§ **Given passage**:
Pumped hydro is key to Australia's energy future
By 2040 the vast majority of Australia’s coal-fired power stations will have ground to a halt and the nation should be running on 85% renewable energy. Pumped hydro will be key to that transformation.
Pumped hydro energy storage (PHES) systems could serve as Australia’s batteries in an energy market increasingly dominated by variable renewables.
The Australian Energy Market Operator (AEMO) has found that the most cost-effective way to replace the nation’s ageing coal-fired power plants over the next 20 years is to boost solar power generation to 28 GW, increase wind power production to 10.5 GW and lift battery storage to 17 GW.
That’s no mean feat, said Chris Gwynne, project director of Hydro Tasmania’s Battery of the Nation (BotN) initiative.
“If I told you that we needed to replace nearly all of the nation’s road infrastructure in 20 years you’d be thinking ‘how on earth will we ever do that?’” he said.
“But, essentially, that’s what we’re doing to the power system.”
Why pumped hydro?
Pumped hydro has a significant role to play in Australia achieving the goal of 17 GW of storage by 2040.

§ **Supplied records**:
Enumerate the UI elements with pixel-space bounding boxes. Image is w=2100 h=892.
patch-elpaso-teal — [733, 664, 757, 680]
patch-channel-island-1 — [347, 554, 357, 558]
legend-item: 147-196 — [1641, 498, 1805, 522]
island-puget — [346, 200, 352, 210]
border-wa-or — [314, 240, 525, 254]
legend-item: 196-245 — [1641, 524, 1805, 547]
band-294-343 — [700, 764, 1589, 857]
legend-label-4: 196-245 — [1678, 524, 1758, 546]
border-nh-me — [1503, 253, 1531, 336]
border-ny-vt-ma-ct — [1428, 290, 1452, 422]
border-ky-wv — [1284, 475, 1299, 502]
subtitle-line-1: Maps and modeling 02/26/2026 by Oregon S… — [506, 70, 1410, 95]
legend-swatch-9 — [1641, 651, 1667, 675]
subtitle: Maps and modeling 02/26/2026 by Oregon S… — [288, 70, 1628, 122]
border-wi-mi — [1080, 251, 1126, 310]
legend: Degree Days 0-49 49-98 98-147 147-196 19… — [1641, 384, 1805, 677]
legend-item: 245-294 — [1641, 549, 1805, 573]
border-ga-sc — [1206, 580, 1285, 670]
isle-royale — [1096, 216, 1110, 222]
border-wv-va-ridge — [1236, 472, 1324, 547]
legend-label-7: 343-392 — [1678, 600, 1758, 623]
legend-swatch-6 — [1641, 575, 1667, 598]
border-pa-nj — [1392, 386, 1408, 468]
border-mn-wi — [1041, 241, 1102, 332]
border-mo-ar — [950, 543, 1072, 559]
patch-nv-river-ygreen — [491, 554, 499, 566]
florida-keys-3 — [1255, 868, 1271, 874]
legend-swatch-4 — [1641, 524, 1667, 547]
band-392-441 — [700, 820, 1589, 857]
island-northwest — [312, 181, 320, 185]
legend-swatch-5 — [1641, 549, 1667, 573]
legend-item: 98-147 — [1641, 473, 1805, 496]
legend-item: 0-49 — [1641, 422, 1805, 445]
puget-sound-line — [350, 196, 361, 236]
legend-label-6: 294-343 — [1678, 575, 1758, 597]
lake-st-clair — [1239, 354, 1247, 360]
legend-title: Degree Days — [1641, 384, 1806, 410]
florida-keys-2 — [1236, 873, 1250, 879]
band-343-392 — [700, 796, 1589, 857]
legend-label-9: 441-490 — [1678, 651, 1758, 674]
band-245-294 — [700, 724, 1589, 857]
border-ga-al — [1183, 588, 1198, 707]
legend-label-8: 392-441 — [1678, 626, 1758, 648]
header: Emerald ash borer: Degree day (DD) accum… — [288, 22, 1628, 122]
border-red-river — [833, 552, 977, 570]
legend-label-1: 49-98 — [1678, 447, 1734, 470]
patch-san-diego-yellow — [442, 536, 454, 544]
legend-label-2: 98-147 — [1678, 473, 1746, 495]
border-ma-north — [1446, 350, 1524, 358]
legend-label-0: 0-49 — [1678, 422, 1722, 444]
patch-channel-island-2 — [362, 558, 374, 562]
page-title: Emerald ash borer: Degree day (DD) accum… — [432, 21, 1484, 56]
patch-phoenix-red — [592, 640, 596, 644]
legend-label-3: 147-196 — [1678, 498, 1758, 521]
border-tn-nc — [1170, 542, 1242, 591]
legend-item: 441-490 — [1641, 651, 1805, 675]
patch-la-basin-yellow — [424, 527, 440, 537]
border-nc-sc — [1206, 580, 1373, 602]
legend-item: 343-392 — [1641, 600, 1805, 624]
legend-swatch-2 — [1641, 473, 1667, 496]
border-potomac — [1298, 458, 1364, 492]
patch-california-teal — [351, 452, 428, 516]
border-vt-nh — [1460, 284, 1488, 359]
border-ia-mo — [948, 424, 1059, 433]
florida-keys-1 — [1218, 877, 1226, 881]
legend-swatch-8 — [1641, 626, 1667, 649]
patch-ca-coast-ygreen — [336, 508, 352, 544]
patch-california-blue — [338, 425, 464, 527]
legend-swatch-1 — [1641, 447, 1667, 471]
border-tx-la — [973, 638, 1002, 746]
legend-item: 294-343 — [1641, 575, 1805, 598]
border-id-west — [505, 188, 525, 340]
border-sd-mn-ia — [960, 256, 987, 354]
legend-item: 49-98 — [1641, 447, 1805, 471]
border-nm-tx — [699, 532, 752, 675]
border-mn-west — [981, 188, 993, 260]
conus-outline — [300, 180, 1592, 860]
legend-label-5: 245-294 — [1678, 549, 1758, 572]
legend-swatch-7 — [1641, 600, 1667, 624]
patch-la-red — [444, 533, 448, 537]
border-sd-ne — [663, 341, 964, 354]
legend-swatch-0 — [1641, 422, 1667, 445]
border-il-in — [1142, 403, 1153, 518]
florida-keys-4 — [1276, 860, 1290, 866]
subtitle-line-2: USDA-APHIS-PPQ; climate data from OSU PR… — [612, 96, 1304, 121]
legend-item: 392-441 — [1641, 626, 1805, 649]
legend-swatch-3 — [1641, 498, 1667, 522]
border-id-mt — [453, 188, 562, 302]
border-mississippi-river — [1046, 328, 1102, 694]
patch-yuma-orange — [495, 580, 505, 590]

§ **What to work on**:
A - Copy the records line for line, starting with their first line and going on through the line that contains "patch-san-diego-yellow — [442, 536, 454, 544]", including both of those lines.
B - Carry on the passage about pumped hydro in Australia from the point where it stops.

§ **Response list**:
A -
Enumerate the UI elements with pixel-space bounding boxes. Image is w=2100 h=892.
patch-elpaso-teal — [733, 664, 757, 680]
patch-channel-island-1 — [347, 554, 357, 558]
legend-item: 147-196 — [1641, 498, 1805, 522]
island-puget — [346, 200, 352, 210]
border-wa-or — [314, 240, 525, 254]
legend-item: 196-245 — [1641, 524, 1805, 547]
band-294-343 — [700, 764, 1589, 857]
legend-label-4: 196-245 — [1678, 524, 1758, 546]
border-nh-me — [1503, 253, 1531, 336]
border-ny-vt-ma-ct — [1428, 290, 1452, 422]
border-ky-wv — [1284, 475, 1299, 502]
subtitle-line-1: Maps and modeling 02/26/2026 by Oregon S… — [506, 70, 1410, 95]
legend-swatch-9 — [1641, 651, 1667, 675]
subtitle: Maps and modeling 02/26/2026 by Oregon S… — [288, 70, 1628, 122]
border-wi-mi — [1080, 251, 1126, 310]
legend: Degree Days 0-49 49-98 98-147 147-196 19… — [1641, 384, 1805, 677]
legend-item: 245-294 — [1641, 549, 1805, 573]
border-ga-sc — [1206, 580, 1285, 670]
isle-royale — [1096, 216, 1110, 222]
border-wv-va-ridge — [1236, 472, 1324, 547]
legend-label-7: 343-392 — [1678, 600, 1758, 623]
legend-swatch-6 — [1641, 575, 1667, 598]
border-pa-nj — [1392, 386, 1408, 468]
border-mn-wi — [1041, 241, 1102, 332]
border-mo-ar — [950, 543, 1072, 559]
patch-nv-river-ygreen — [491, 554, 499, 566]
florida-keys-3 — [1255, 868, 1271, 874]
legend-swatch-4 — [1641, 524, 1667, 547]
band-392-441 — [700, 820, 1589, 857]
island-northwest — [312, 181, 320, 185]
legend-swatch-5 — [1641, 549, 1667, 573]
legend-item: 98-147 — [1641, 473, 1805, 496]
legend-item: 0-49 — [1641, 422, 1805, 445]
puget-sound-line — [350, 196, 361, 236]
legend-label-6: 294-343 — [1678, 575, 1758, 597]
lake-st-clair — [1239, 354, 1247, 360]
legend-title: Degree Days — [1641, 384, 1806, 410]
florida-keys-2 — [1236, 873, 1250, 879]
band-343-392 — [700, 796, 1589, 857]
legend-label-9: 441-490 — [1678, 651, 1758, 674]
band-245-294 — [700, 724, 1589, 857]
border-ga-al — [1183, 588, 1198, 707]
legend-label-8: 392-441 — [1678, 626, 1758, 648]
header: Emerald ash borer: Degree day (DD) accum… — [288, 22, 1628, 122]
border-red-river — [833, 552, 977, 570]
legend-label-1: 49-98 — [1678, 447, 1734, 470]
patch-san-diego-yellow — [442, 536, 454, 544]

B -
As Professor Jamie Pittock from the Australian National University’s (ANU) Research School of Electrical, Energy and Materials Engineering explained: “Pumped-storage hydropower will enable Australia to transition to a 100% renewable electricity supply by storing excess wind and solar power for dispatch on demand.
“Because pumped-storage hydropower uses cheap, excess electricity and stores this energy for dispatch when demand peaks, it is likely to be most profitable.”
In the pipeline
There is currently very little large-scale pumped hydro in Australia, however, the nation’s major producers of traditional hydropower – Snowy Hydro and Hydro Tasmania – have announced plans to introduce significant pumped hydro to their portfolios.
The approved Snowy 2.0 pumped hydro project has a capacity of 2 GW, while Hydro Tasmania has set its sights commissioning a 500-600 MW plant by 2025.
Hydro Tasmania Chief Executive Steve Davy said: “Hydro Tasmania will spend up to $30 million investigating opportunities across our current assets and to assess the suitability of each of the pumped hydro sites for development. We aim to identify and build the first project so that it can be ready in the next five years."
There are at least a further 19 projects under development or feasibility assessment, according to Pittock.
“Those projects could add about 6000 MW capacity to the National Electricity Market (NEM),” he said.
“Many of the new pumped-storage projects involve redeveloping old mine sites – the 270 MW Kidston project in north Queensland is re-using two disused gold mine pits.”
Meanwhile Pittock’s ANU colleague, Engineering Professor Andrew Blakers, has concluded that there are at least 22,000 suitable PHES locations nationwide.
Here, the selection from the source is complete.